→ Job:
Find the lines that hold "revolution". Report only how many there are.

•••••

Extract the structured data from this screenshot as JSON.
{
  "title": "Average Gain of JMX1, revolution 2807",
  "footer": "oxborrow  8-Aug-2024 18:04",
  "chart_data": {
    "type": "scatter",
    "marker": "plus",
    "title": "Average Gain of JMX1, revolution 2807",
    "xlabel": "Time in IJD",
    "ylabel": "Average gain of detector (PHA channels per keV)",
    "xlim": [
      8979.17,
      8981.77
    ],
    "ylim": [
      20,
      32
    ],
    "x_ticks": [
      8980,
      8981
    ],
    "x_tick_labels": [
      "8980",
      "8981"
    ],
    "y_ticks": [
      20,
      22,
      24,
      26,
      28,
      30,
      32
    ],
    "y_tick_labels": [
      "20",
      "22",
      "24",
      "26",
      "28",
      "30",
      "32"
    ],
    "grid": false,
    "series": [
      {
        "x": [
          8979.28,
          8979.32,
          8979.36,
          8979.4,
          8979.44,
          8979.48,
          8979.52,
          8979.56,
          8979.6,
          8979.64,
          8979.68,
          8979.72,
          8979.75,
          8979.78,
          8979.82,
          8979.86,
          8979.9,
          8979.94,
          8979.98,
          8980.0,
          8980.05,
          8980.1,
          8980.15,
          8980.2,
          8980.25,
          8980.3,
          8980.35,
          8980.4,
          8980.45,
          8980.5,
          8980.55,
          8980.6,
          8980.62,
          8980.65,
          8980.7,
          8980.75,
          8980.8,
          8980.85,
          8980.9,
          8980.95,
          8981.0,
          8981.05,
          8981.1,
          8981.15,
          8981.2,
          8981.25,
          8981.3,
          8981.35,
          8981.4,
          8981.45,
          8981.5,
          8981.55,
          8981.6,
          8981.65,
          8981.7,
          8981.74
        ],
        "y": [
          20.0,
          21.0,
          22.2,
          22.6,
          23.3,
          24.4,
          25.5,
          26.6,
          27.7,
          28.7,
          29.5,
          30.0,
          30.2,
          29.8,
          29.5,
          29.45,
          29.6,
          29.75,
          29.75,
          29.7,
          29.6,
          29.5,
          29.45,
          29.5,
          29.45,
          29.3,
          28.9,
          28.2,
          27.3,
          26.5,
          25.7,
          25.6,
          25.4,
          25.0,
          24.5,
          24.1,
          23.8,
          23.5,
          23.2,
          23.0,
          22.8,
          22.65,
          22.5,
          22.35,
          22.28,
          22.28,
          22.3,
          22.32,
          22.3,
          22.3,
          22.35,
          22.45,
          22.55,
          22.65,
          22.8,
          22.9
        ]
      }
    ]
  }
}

•••••

→ Task result:
2